>>>>>

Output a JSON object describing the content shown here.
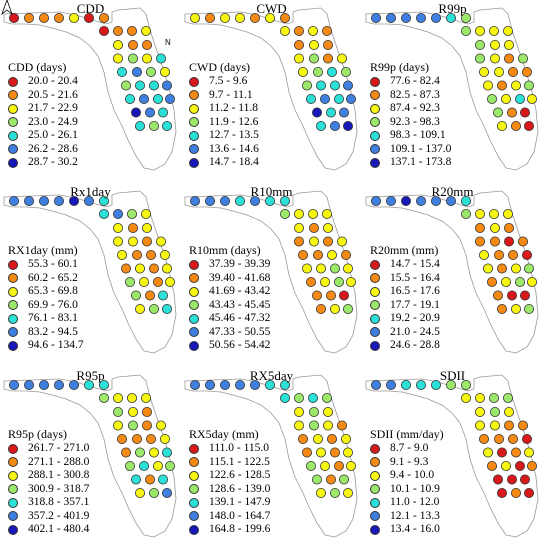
{
  "colors": [
    "#d7191c",
    "#f48a14",
    "#f7f70f",
    "#9be86a",
    "#2be0d6",
    "#3f7fe0",
    "#1818b8"
  ],
  "north_label": "N",
  "panels": [
    {
      "title": "CDD",
      "legend_title": "CDD (days)",
      "ranges": [
        "20.0 - 20.4",
        "20.5 - 21.6",
        "21.7 - 22.9",
        "23.0 - 24.9",
        "25.0 - 26.1",
        "26.2 - 28.6",
        "28.7 - 30.2"
      ],
      "stations": [
        0,
        1,
        1,
        1,
        2,
        0,
        1,
        0,
        1,
        1,
        2,
        2,
        1,
        1,
        2,
        3,
        2,
        4,
        4,
        5,
        3,
        2,
        3,
        4,
        4,
        5,
        4,
        5,
        4,
        5,
        6,
        5,
        4,
        4,
        3,
        4
      ]
    },
    {
      "title": "CWD",
      "legend_title": "CWD (days)",
      "ranges": [
        "7.5 - 9.6",
        "9.7 - 11.1",
        "11.2 - 11.8",
        "11.9 - 12.6",
        "12.7 - 13.5",
        "13.6 - 14.6",
        "14.7 - 18.4"
      ],
      "stations": [
        2,
        1,
        2,
        2,
        1,
        2,
        1,
        2,
        1,
        2,
        1,
        1,
        2,
        1,
        2,
        3,
        1,
        2,
        2,
        3,
        4,
        3,
        3,
        4,
        4,
        5,
        4,
        5,
        4,
        5,
        6,
        4,
        5,
        4,
        5,
        6
      ]
    },
    {
      "title": "R99p",
      "legend_title": "R99p (days)",
      "ranges": [
        "77.6 - 82.4",
        "82.5 - 87.3",
        "87.4 - 92.3",
        "92.3 - 98.3",
        "98.3 - 109.1",
        "109.1 - 137.0",
        "137.1 - 173.8"
      ],
      "stations": [
        5,
        5,
        5,
        5,
        5,
        4,
        3,
        3,
        2,
        2,
        2,
        3,
        2,
        2,
        3,
        2,
        1,
        3,
        2,
        2,
        1,
        1,
        2,
        1,
        2,
        3,
        3,
        2,
        4,
        2,
        3,
        1,
        0,
        2,
        1,
        0
      ]
    },
    {
      "title": "Rx1day",
      "legend_title": "RX1day (mm)",
      "ranges": [
        "55.3 - 60.1",
        "60.2 - 65.2",
        "65.3 - 69.8",
        "69.9 - 76.0",
        "76.1 - 83.1",
        "83.2 - 94.5",
        "94.6 - 134.7"
      ],
      "stations": [
        5,
        5,
        5,
        5,
        6,
        5,
        4,
        4,
        5,
        3,
        2,
        2,
        1,
        2,
        2,
        2,
        1,
        2,
        2,
        1,
        1,
        2,
        1,
        2,
        1,
        2,
        3,
        2,
        1,
        2,
        3,
        1,
        4,
        2,
        3,
        4
      ]
    },
    {
      "title": "R10mm",
      "legend_title": "R10mm (days)",
      "ranges": [
        "37.39 - 39.39",
        "39.40 - 41.68",
        "41.69 - 43.42",
        "43.43 - 45.45",
        "45.46 - 47.32",
        "47.33 - 50.55",
        "50.56 - 54.42"
      ],
      "stations": [
        5,
        5,
        5,
        4,
        5,
        4,
        4,
        3,
        2,
        2,
        2,
        2,
        1,
        2,
        1,
        2,
        1,
        2,
        1,
        1,
        2,
        1,
        2,
        2,
        3,
        2,
        1,
        2,
        3,
        2,
        1,
        1,
        0,
        1,
        2,
        3
      ]
    },
    {
      "title": "R20mm",
      "legend_title": "R20mm (mm)",
      "ranges": [
        "14.7 - 15.4",
        "15.5 - 16.4",
        "16.5 - 17.6",
        "17.7 - 19.1",
        "19.2 - 20.9",
        "21.0 - 24.5",
        "24.6 - 28.8"
      ],
      "stations": [
        5,
        5,
        6,
        5,
        5,
        5,
        4,
        3,
        2,
        2,
        2,
        1,
        2,
        1,
        1,
        1,
        0,
        1,
        2,
        1,
        1,
        0,
        2,
        1,
        2,
        3,
        1,
        2,
        3,
        2,
        1,
        0,
        0,
        1,
        2,
        3
      ]
    },
    {
      "title": "R95p",
      "legend_title": "R95p (days)",
      "ranges": [
        "261.7 - 271.0",
        "271.1 - 288.0",
        "288.1 - 300.8",
        "300.9 - 318.7",
        "318.8 - 357.1",
        "357.2 - 401.9",
        "402.1 - 480.4"
      ],
      "stations": [
        5,
        5,
        5,
        5,
        5,
        4,
        4,
        3,
        2,
        2,
        2,
        3,
        2,
        1,
        2,
        3,
        1,
        2,
        1,
        1,
        1,
        2,
        1,
        3,
        2,
        4,
        3,
        4,
        2,
        3,
        4,
        1,
        4,
        2,
        3,
        5
      ]
    },
    {
      "title": "RX5day",
      "legend_title": "RX5day (mm)",
      "ranges": [
        "111.0 - 115.0",
        "115.1 - 122.5",
        "122.6 - 128.5",
        "128.6 - 139.0",
        "139.1 - 147.9",
        "148.0 - 164.7",
        "164.8 - 199.6"
      ],
      "stations": [
        5,
        5,
        5,
        5,
        5,
        4,
        4,
        4,
        3,
        4,
        3,
        2,
        3,
        2,
        2,
        3,
        2,
        1,
        1,
        2,
        1,
        2,
        1,
        2,
        1,
        2,
        3,
        2,
        1,
        2,
        3,
        1,
        3,
        2,
        3,
        2
      ]
    },
    {
      "title": "SDII",
      "legend_title": "SDII (mm/day)",
      "ranges": [
        "8.7 - 9.0",
        "9.1 - 9.3",
        "9.4 - 10.0",
        "10.1 - 10.9",
        "11.0 - 12.0",
        "12.1 - 13.3",
        "13.4 - 16.0"
      ],
      "stations": [
        5,
        5,
        4,
        4,
        4,
        3,
        3,
        2,
        2,
        3,
        3,
        2,
        3,
        2,
        2,
        2,
        1,
        1,
        1,
        1,
        1,
        0,
        2,
        0,
        1,
        2,
        1,
        2,
        0,
        1,
        0,
        0,
        0,
        0,
        1,
        0
      ]
    }
  ]
}
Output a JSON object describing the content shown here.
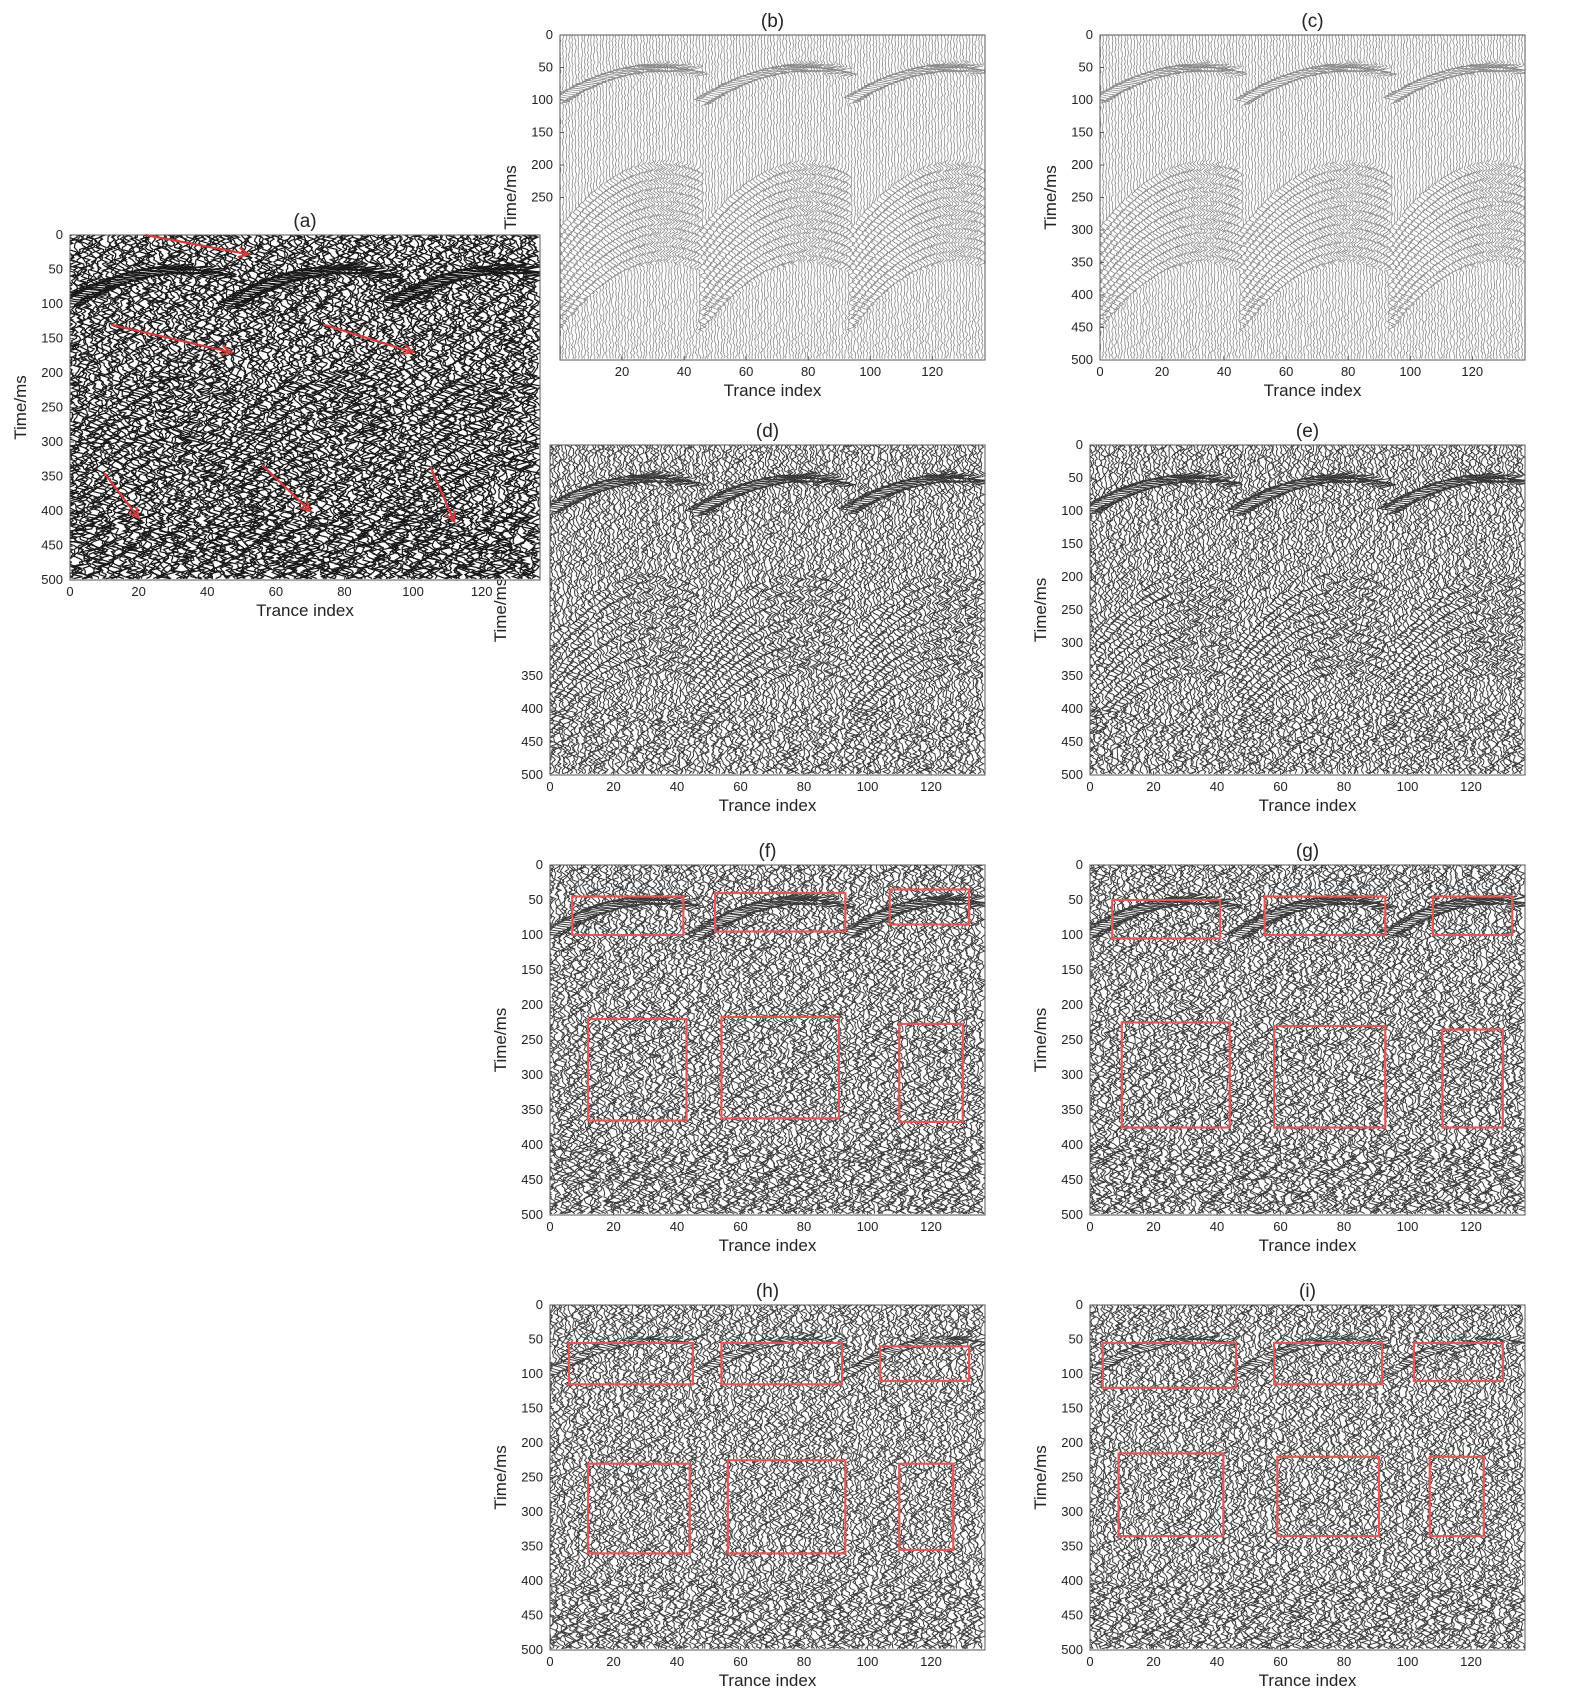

<<<<<

* **Directions**
A faithful copy of the records above is needed, with the pictures left out.

* **Exercise response**
Output a JSON object describing the content shown here.
{
  "colors": [
    "#d7191c",
    "#f48a14",
    "#f7f70f",
    "#9be86a",
    "#2be0d6",
    "#3f7fe0",
    "#1818b8"
  ],
  "north_label": "N",
  "panels": [
    {
      "title": "CDD",
      "legend_title": "CDD (days)",
      "ranges": [
        "20.0 - 20.4",
        "20.5 - 21.6",
        "21.7 - 22.9",
        "23.0 - 24.9",
        "25.0 - 26.1",
        "26.2 - 28.6",
        "28.7 - 30.2"
      ],
      "stations": [
        0,
        1,
        1,
        1,
        2,
        0,
        1,
        0,
        1,
        1,
        2,
        2,
        1,
        1,
        2,
        3,
        2,
        4,
        4,
        5,
        3,
        2,
        3,
        4,
        4,
        5,
        4,
        5,
        4,
        5,
        6,
        5,
        4,
        4,
        3,
        4
      ]
    },
    {
      "title": "CWD",
      "legend_title": "CWD (days)",
      "ranges": [
        "7.5 - 9.6",
        "9.7 - 11.1",
        "11.2 - 11.8",
        "11.9 - 12.6",
        "12.7 - 13.5",
        "13.6 - 14.6",
        "14.7 - 18.4"
      ],
      "stations": [
        2,
        1,
        2,
        2,
        1,
        2,
        1,
        2,
        1,
        2,
        1,
        1,
        2,
        1,
        2,
        3,
        1,
        2,
        2,
        3,
        4,
        3,
        3,
        4,
        4,
        5,
        4,
        5,
        4,
        5,
        6,
        4,
        5,
        4,
        5,
        6
      ]
    },
    {
      "title": "R99p",
      "legend_title": "R99p (days)",
      "ranges": [
        "77.6 - 82.4",
        "82.5 - 87.3",
        "87.4 - 92.3",
        "92.3 - 98.3",
        "98.3 - 109.1",
        "109.1 - 137.0",
        "137.1 - 173.8"
      ],
      "stations": [
        5,
        5,
        5,
        5,
        5,
        4,
        3,
        3,
        2,
        2,
        2,
        3,
        2,
        2,
        3,
        2,
        1,
        3,
        2,
        2,
        1,
        1,
        2,
        1,
        2,
        3,
        3,
        2,
        4,
        2,
        3,
        1,
        0,
        2,
        1,
        0
      ]
    },
    {
      "title": "Rx1day",
      "legend_title": "RX1day (mm)",
      "ranges": [
        "55.3 - 60.1",
        "60.2 - 65.2",
        "65.3 - 69.8",
        "69.9 - 76.0",
        "76.1 - 83.1",
        "83.2 - 94.5",
        "94.6 - 134.7"
      ],
      "stations": [
        5,
        5,
        5,
        5,
        6,
        5,
        4,
        4,
        5,
        3,
        2,
        2,
        1,
        2,
        2,
        2,
        1,
        2,
        2,
        1,
        1,
        2,
        1,
        2,
        1,
        2,
        3,
        2,
        1,
        2,
        3,
        1,
        4,
        2,
        3,
        4
      ]
    },
    {
      "title": "R10mm",
      "legend_title": "R10mm (days)",
      "ranges": [
        "37.39 - 39.39",
        "39.40 - 41.68",
        "41.69 - 43.42",
        "43.43 - 45.45",
        "45.46 - 47.32",
        "47.33 - 50.55",
        "50.56 - 54.42"
      ],
      "stations": [
        5,
        5,
        5,
        4,
        5,
        4,
        4,
        3,
        2,
        2,
        2,
        2,
        1,
        2,
        1,
        2,
        1,
        2,
        1,
        1,
        2,
        1,
        2,
        2,
        3,
        2,
        1,
        2,
        3,
        2,
        1,
        1,
        0,
        1,
        2,
        3
      ]
    },
    {
      "title": "R20mm",
      "legend_title": "R20mm (mm)",
      "ranges": [
        "14.7 - 15.4",
        "15.5 - 16.4",
        "16.5 - 17.6",
        "17.7 - 19.1",
        "19.2 - 20.9",
        "21.0 - 24.5",
        "24.6 - 28.8"
      ],
      "stations": [
        5,
        5,
        6,
        5,
        5,
        5,
        4,
        3,
        2,
        2,
        2,
        1,
        2,
        1,
        1,
        1,
        0,
        1,
        2,
        1,
        1,
        0,
        2,
        1,
        2,
        3,
        1,
        2,
        3,
        2,
        1,
        0,
        0,
        1,
        2,
        3
      ]
    },
    {
      "title": "R95p",
      "legend_title": "R95p (days)",
      "ranges": [
        "261.7 - 271.0",
        "271.1 - 288.0",
        "288.1 - 300.8",
        "300.9 - 318.7",
        "318.8 - 357.1",
        "357.2 - 401.9",
        "402.1 - 480.4"
      ],
      "stations": [
        5,
        5,
        5,
        5,
        5,
        4,
        4,
        3,
        2,
        2,
        2,
        3,
        2,
        1,
        2,
        3,
        1,
        2,
        1,
        1,
        1,
        2,
        1,
        3,
        2,
        4,
        3,
        4,
        2,
        3,
        4,
        1,
        4,
        2,
        3,
        5
      ]
    },
    {
      "title": "RX5day",
      "legend_title": "RX5day (mm)",
      "ranges": [
        "111.0 - 115.0",
        "115.1 - 122.5",
        "122.6 - 128.5",
        "128.6 - 139.0",
        "139.1 - 147.9",
        "148.0 - 164.7",
        "164.8 - 199.6"
      ],
      "stations": [
        5,
        5,
        5,
        5,
        5,
        4,
        4,
        4,
        3,
        4,
        3,
        2,
        3,
        2,
        2,
        3,
        2,
        1,
        1,
        2,
        1,
        2,
        1,
        2,
        1,
        2,
        3,
        2,
        1,
        2,
        3,
        1,
        3,
        2,
        3,
        2
      ]
    },
    {
      "title": "SDII",
      "legend_title": "SDII (mm/day)",
      "ranges": [
        "8.7 - 9.0",
        "9.1 - 9.3",
        "9.4 - 10.0",
        "10.1 - 10.9",
        "11.0 - 12.0",
        "12.1 - 13.3",
        "13.4 - 16.0"
      ],
      "stations": [
        5,
        5,
        4,
        4,
        4,
        3,
        3,
        2,
        2,
        3,
        3,
        2,
        3,
        2,
        2,
        2,
        1,
        1,
        1,
        1,
        1,
        0,
        2,
        0,
        1,
        2,
        1,
        2,
        0,
        1,
        0,
        0,
        0,
        0,
        1,
        0
      ]
    }
  ]
}
Output a JSON object describing the content shown here.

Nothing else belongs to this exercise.